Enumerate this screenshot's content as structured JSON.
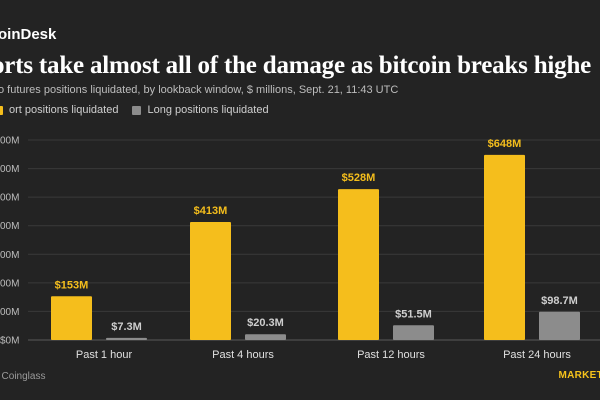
{
  "brand": "oinDesk",
  "title": "orts take almost all of the damage as bitcoin breaks highe",
  "subtitle": "o futures positions liquidated, by lookback window, $ millions, Sept. 21, 11:43 UTC",
  "source": ": Coinglass",
  "footer_brand": "MARKETS",
  "colors": {
    "background": "#232323",
    "short": "#F5BE1C",
    "long": "#8C8C8C",
    "grid": "#3a3a3a",
    "accent": "#F5C21B"
  },
  "chart_data": {
    "type": "bar",
    "categories": [
      "Past 1 hour",
      "Past 4 hours",
      "Past 12 hours",
      "Past 24 hours"
    ],
    "series": [
      {
        "name": "ort positions liquidated",
        "values": [
          153,
          413,
          528,
          648
        ],
        "labels": [
          "$153M",
          "$413M",
          "$528M",
          "$648M"
        ]
      },
      {
        "name": "Long positions liquidated",
        "values": [
          7.3,
          20.3,
          51.5,
          98.7
        ],
        "labels": [
          "$7.3M",
          "$20.3M",
          "$51.5M",
          "$98.7M"
        ]
      }
    ],
    "yticks": [
      0,
      100,
      200,
      300,
      400,
      500,
      600,
      700
    ],
    "ytick_labels": [
      "$0M",
      "00M",
      "00M",
      "00M",
      "00M",
      "00M",
      "00M",
      "00M"
    ],
    "ylim": [
      0,
      700
    ],
    "grid": true,
    "legend_position": "top-left"
  }
}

*Goal*:
Quote every record above exactly, leaving out any pictures.

*Correct result*:
Enumerate this screenshot's content as structured JSON.
{
  "brand": "oinDesk",
  "title": "orts take almost all of the damage as bitcoin breaks highe",
  "subtitle": "o futures positions liquidated, by lookback window, $ millions, Sept. 21, 11:43 UTC",
  "source": ": Coinglass",
  "footer_brand": "MARKETS",
  "colors": {
    "background": "#232323",
    "short": "#F5BE1C",
    "long": "#8C8C8C",
    "grid": "#3a3a3a",
    "accent": "#F5C21B"
  },
  "chart_data": {
    "type": "bar",
    "categories": [
      "Past 1 hour",
      "Past 4 hours",
      "Past 12 hours",
      "Past 24 hours"
    ],
    "series": [
      {
        "name": "ort positions liquidated",
        "values": [
          153,
          413,
          528,
          648
        ],
        "labels": [
          "$153M",
          "$413M",
          "$528M",
          "$648M"
        ]
      },
      {
        "name": "Long positions liquidated",
        "values": [
          7.3,
          20.3,
          51.5,
          98.7
        ],
        "labels": [
          "$7.3M",
          "$20.3M",
          "$51.5M",
          "$98.7M"
        ]
      }
    ],
    "yticks": [
      0,
      100,
      200,
      300,
      400,
      500,
      600,
      700
    ],
    "ytick_labels": [
      "$0M",
      "00M",
      "00M",
      "00M",
      "00M",
      "00M",
      "00M",
      "00M"
    ],
    "ylim": [
      0,
      700
    ],
    "grid": true,
    "legend_position": "top-left"
  }
}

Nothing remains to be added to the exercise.